[Records from a collection of figures]
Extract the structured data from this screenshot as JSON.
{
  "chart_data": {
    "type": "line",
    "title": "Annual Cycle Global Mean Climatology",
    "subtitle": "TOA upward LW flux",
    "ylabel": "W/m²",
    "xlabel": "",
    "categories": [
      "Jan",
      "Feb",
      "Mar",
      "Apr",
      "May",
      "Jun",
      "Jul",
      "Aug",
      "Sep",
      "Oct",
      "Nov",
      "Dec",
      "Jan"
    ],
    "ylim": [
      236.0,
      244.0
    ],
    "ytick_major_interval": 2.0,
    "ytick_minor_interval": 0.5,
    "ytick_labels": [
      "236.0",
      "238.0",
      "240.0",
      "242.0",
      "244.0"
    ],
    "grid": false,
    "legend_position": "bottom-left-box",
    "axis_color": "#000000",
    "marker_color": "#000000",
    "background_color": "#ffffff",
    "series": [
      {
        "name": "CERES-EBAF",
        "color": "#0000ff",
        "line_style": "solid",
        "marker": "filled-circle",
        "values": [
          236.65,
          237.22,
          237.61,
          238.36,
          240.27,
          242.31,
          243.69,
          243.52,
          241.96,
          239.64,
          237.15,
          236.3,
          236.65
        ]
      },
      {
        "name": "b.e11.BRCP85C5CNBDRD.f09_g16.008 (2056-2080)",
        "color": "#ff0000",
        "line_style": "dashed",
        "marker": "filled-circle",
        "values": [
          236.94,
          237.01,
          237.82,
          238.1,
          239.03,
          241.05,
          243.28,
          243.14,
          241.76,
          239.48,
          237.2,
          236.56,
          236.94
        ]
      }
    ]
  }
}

- **The exercise**:
Each entry above is to be set down again in exactly the same words.

- **Response to the task**:
Extract the structured data from this screenshot as JSON.
{
  "chart_data": {
    "type": "line",
    "title": "Annual Cycle Global Mean Climatology",
    "subtitle": "TOA upward LW flux",
    "ylabel": "W/m²",
    "xlabel": "",
    "categories": [
      "Jan",
      "Feb",
      "Mar",
      "Apr",
      "May",
      "Jun",
      "Jul",
      "Aug",
      "Sep",
      "Oct",
      "Nov",
      "Dec",
      "Jan"
    ],
    "ylim": [
      236.0,
      244.0
    ],
    "ytick_major_interval": 2.0,
    "ytick_minor_interval": 0.5,
    "ytick_labels": [
      "236.0",
      "238.0",
      "240.0",
      "242.0",
      "244.0"
    ],
    "grid": false,
    "legend_position": "bottom-left-box",
    "axis_color": "#000000",
    "marker_color": "#000000",
    "background_color": "#ffffff",
    "series": [
      {
        "name": "CERES-EBAF",
        "color": "#0000ff",
        "line_style": "solid",
        "marker": "filled-circle",
        "values": [
          236.65,
          237.22,
          237.61,
          238.36,
          240.27,
          242.31,
          243.69,
          243.52,
          241.96,
          239.64,
          237.15,
          236.3,
          236.65
        ]
      },
      {
        "name": "b.e11.BRCP85C5CNBDRD.f09_g16.008 (2056-2080)",
        "color": "#ff0000",
        "line_style": "dashed",
        "marker": "filled-circle",
        "values": [
          236.94,
          237.01,
          237.82,
          238.1,
          239.03,
          241.05,
          243.28,
          243.14,
          241.76,
          239.48,
          237.2,
          236.56,
          236.94
        ]
      }
    ]
  }
}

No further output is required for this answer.